Scan the entries for the string "degree" and give the number of lines that have it, nothing further.

─── Data records ───

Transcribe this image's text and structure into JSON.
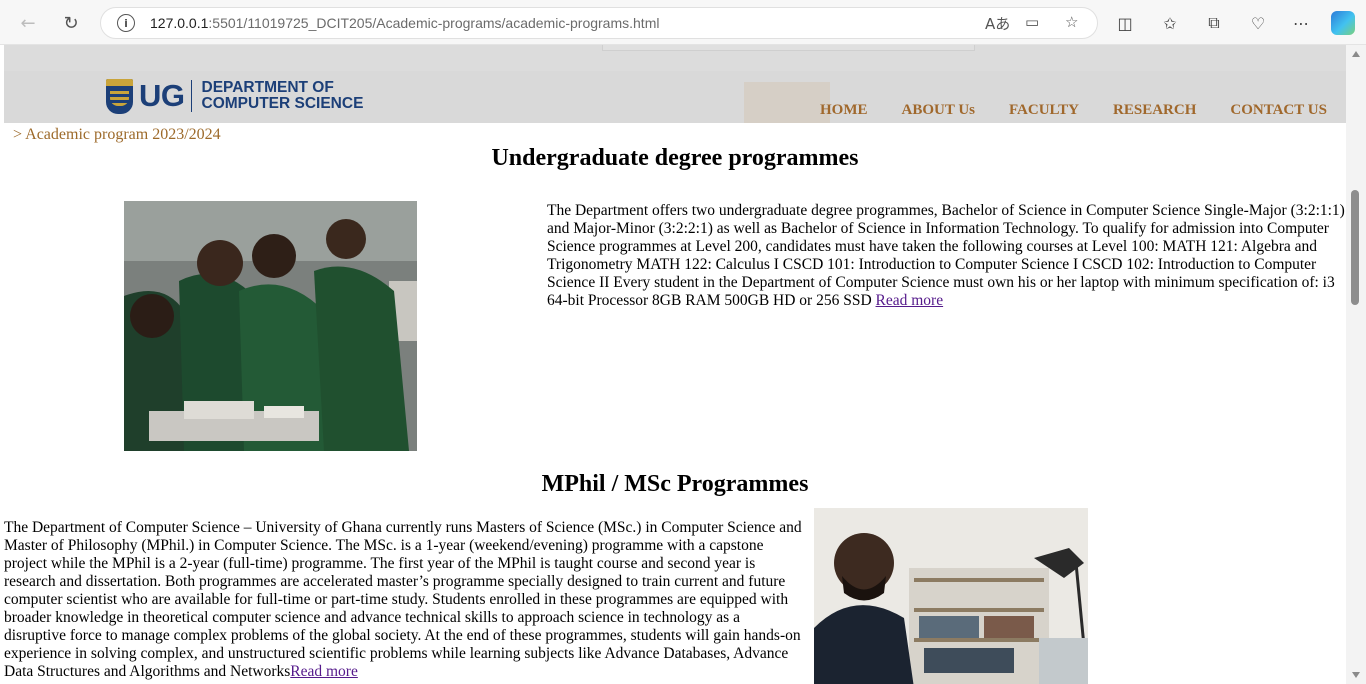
{
  "browser": {
    "url_host": "127.0.0.1",
    "url_path": ":5501/11019725_DCIT205/Academic-programs/academic-programs.html"
  },
  "header": {
    "logo_short": "UG",
    "logo_line1": "DEPARTMENT OF",
    "logo_line2": "COMPUTER SCIENCE",
    "nav": [
      "HOME",
      "ABOUT Us",
      "FACULTY",
      "RESEARCH",
      "CONTACT US"
    ],
    "colors": {
      "brand_blue": "#1c3f78",
      "nav_brown": "#a0682c",
      "header_bg": "#d9d9d9"
    }
  },
  "breadcrumb": "> Academic program 2023/2024",
  "undergrad": {
    "heading": "Undergraduate degree programmes",
    "text": "The Department offers two undergraduate degree programmes, Bachelor of Science in Computer Science Single-Major (3:2:1:1) and Major-Minor (3:2:2:1) as well as Bachelor of Science in Information Technology. To qualify for admission into Computer Science programmes at Level 200, candidates must have taken the following courses at Level 100: MATH 121: Algebra and Trigonometry MATH 122: Calculus I CSCD 101: Introduction to Computer Science I CSCD 102: Introduction to Computer Science II Every student in the Department of Computer Science must own his or her laptop with minimum specification of: i3 64-bit Processor 8GB RAM 500GB HD or 256 SSD ",
    "read_more": "Read more"
  },
  "mphil": {
    "heading": "MPhil / MSc Programmes",
    "text": "The Department of Computer Science – University of Ghana currently runs Masters of Science (MSc.) in Computer Science and Master of Philosophy (MPhil.) in Computer Science. The MSc. is a 1-year (weekend/evening) programme with a capstone project while the MPhil is a 2-year (full-time) programme. The first year of the MPhil is taught course and second year is research and dissertation. Both programmes are accelerated master’s programme specially designed to train current and future computer scientist who are available for full-time or part-time study. Students enrolled in these programmes are equipped with broader knowledge in theoretical computer science and advance technical skills to approach science in technology as a disruptive force to manage complex problems of the global society. At the end of these programmes, students will gain hands-on experience in solving complex, and unstructured scientific problems while learning subjects like Advance Databases, Advance Data Structures and Algorithms and Networks",
    "read_more": "Read more"
  }
}
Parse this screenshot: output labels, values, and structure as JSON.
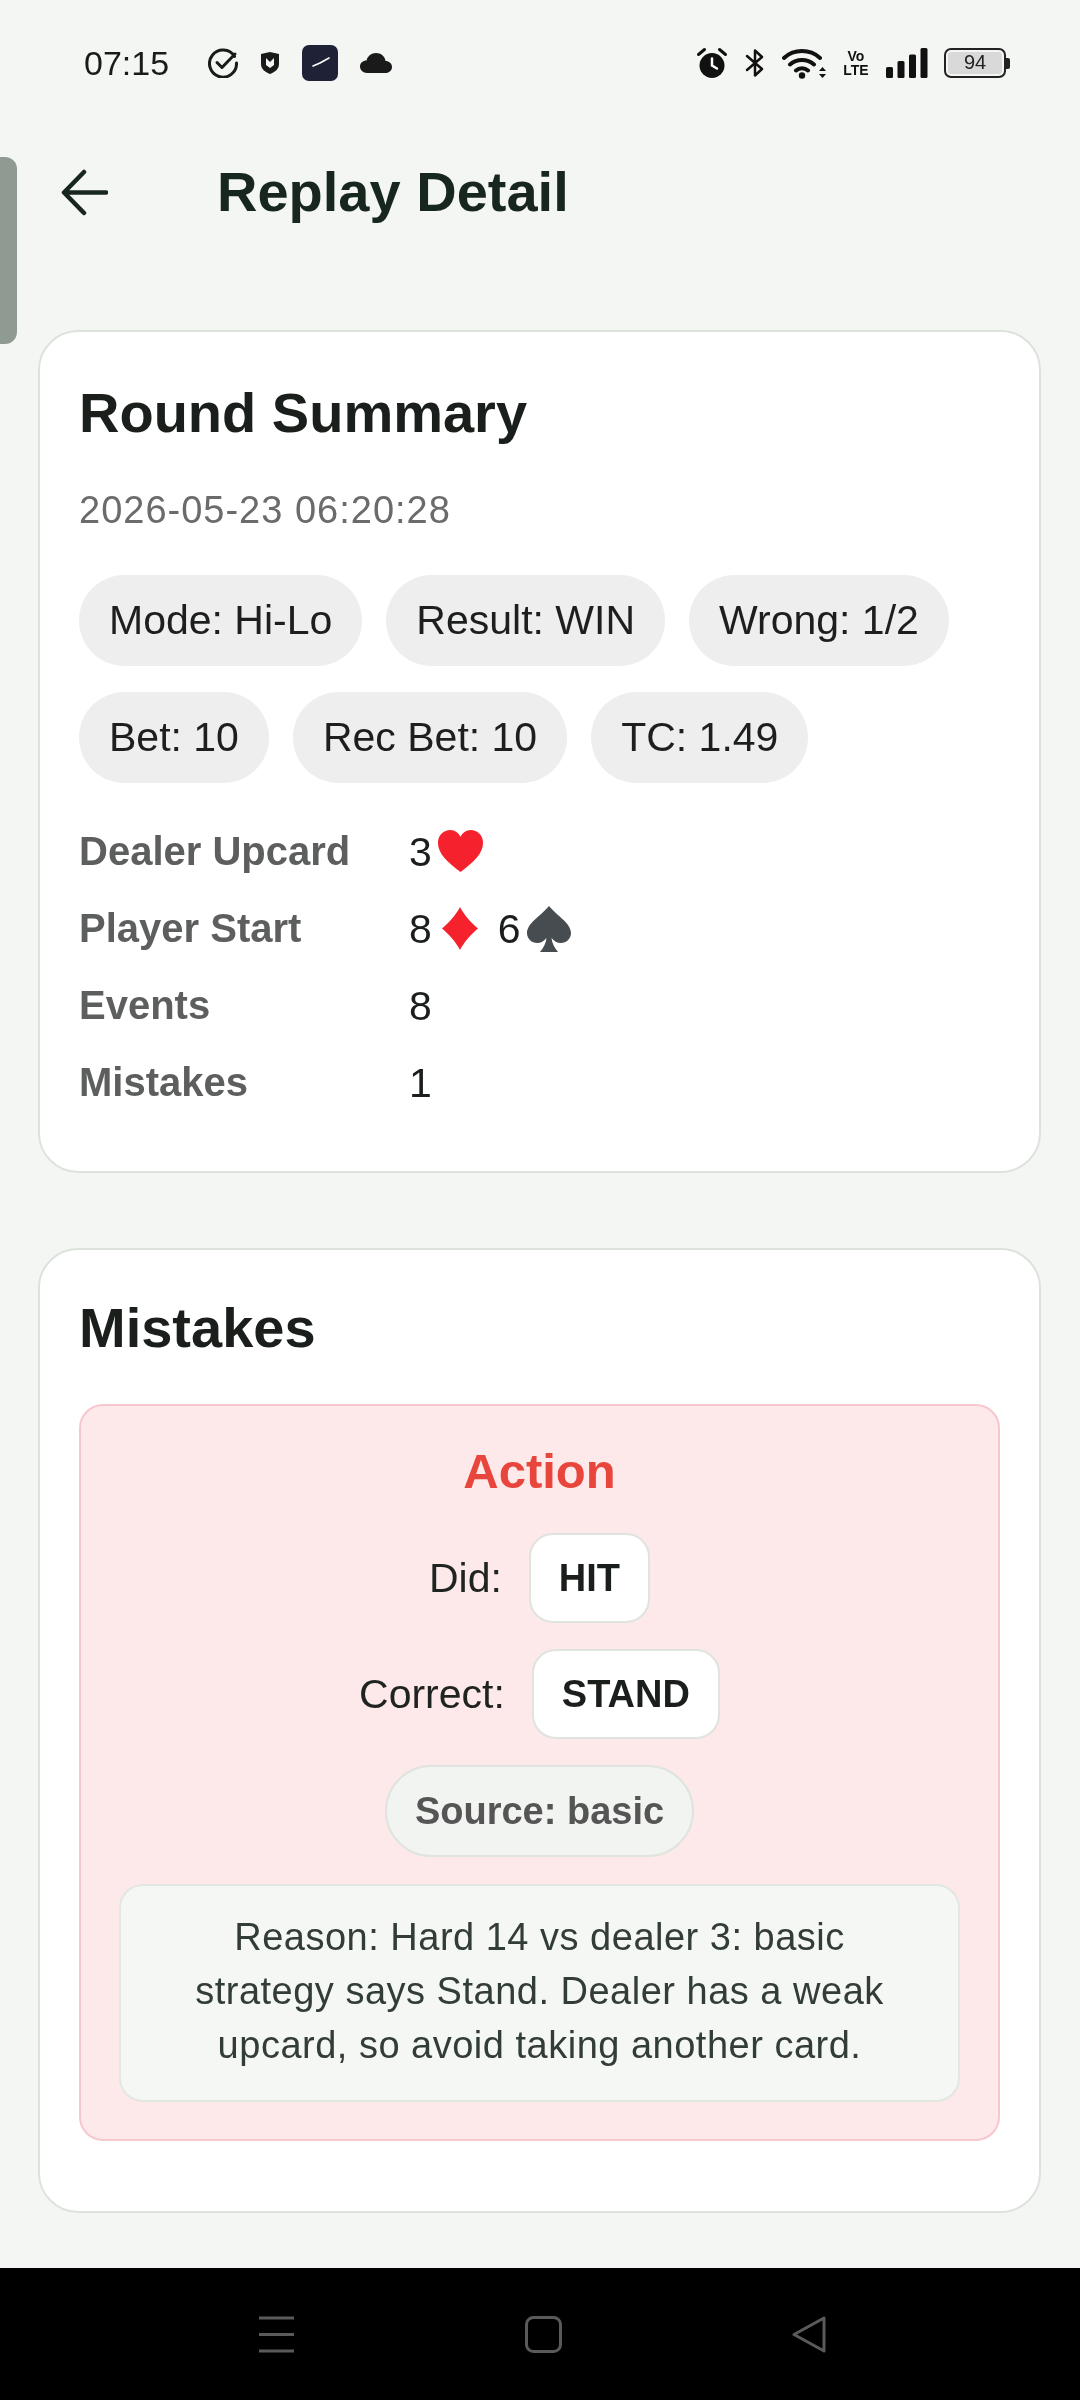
{
  "status_bar": {
    "time": "07:15",
    "network_label": "Vo LTE",
    "battery": "94"
  },
  "header": {
    "title": "Replay Detail"
  },
  "summary": {
    "title": "Round Summary",
    "timestamp": "2026-05-23 06:20:28",
    "chips": [
      "Mode: Hi-Lo",
      "Result: WIN",
      "Wrong: 1/2",
      "Bet: 10",
      "Rec Bet: 10",
      "TC: 1.49"
    ],
    "rows": [
      {
        "label": "Dealer Upcard",
        "kind": "cards",
        "cards": [
          {
            "rank": "3",
            "kind": "heart"
          }
        ]
      },
      {
        "label": "Player Start",
        "kind": "cards",
        "cards": [
          {
            "rank": "8",
            "kind": "diamond"
          },
          {
            "rank": "6",
            "kind": "spade"
          }
        ]
      },
      {
        "label": "Events",
        "kind": "text",
        "value": "8"
      },
      {
        "label": "Mistakes",
        "kind": "text",
        "value": "1"
      }
    ]
  },
  "mistakes": {
    "title": "Mistakes",
    "items": [
      {
        "type": "Action",
        "did_label": "Did:",
        "did": "HIT",
        "correct_label": "Correct:",
        "correct": "STAND",
        "source": "Source: basic",
        "reason": "Reason: Hard 14 vs dealer 3: basic strategy says Stand. Dealer has a weak upcard, so avoid taking another card."
      }
    ]
  }
}
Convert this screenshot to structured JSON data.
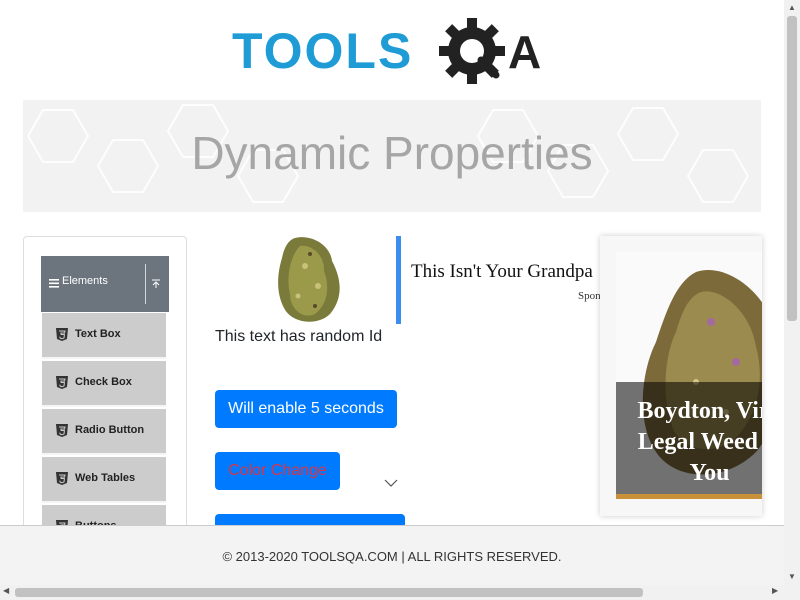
{
  "logo": {
    "text_left": "TOOLS",
    "text_right": "QA",
    "colors": {
      "blue": "#1f9bd6",
      "dark": "#222222"
    }
  },
  "header": {
    "title": "Dynamic Properties"
  },
  "sidebar": {
    "group": {
      "label": "Elements",
      "icon": "menu-icon",
      "toggle_icon": "collapse-up-icon"
    },
    "items": [
      {
        "label": "Text Box",
        "icon": "html5-icon"
      },
      {
        "label": "Check Box",
        "icon": "html5-icon"
      },
      {
        "label": "Radio Button",
        "icon": "html5-icon"
      },
      {
        "label": "Web Tables",
        "icon": "html5-icon"
      },
      {
        "label": "Buttons",
        "icon": "html5-icon"
      }
    ]
  },
  "main": {
    "random_text": "This text has random Id",
    "enable_button": "Will enable 5 seconds",
    "color_button": "Color Change",
    "visible_button": ""
  },
  "ads": {
    "ad1": {
      "headline": "This Isn't Your Grandpa",
      "sponsor": "Spon"
    },
    "ad2": {
      "text": "Boydton, Virg\nLegal Weed D\nYou"
    }
  },
  "footer": {
    "text": "© 2013-2020 TOOLSQA.COM | ALL RIGHTS RESERVED."
  },
  "colors": {
    "primary": "#007bff",
    "danger": "#dc3545",
    "sidebar_header": "#6c757d",
    "sidebar_item": "#cccccc"
  }
}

───

▶ **Exercise solution**:
2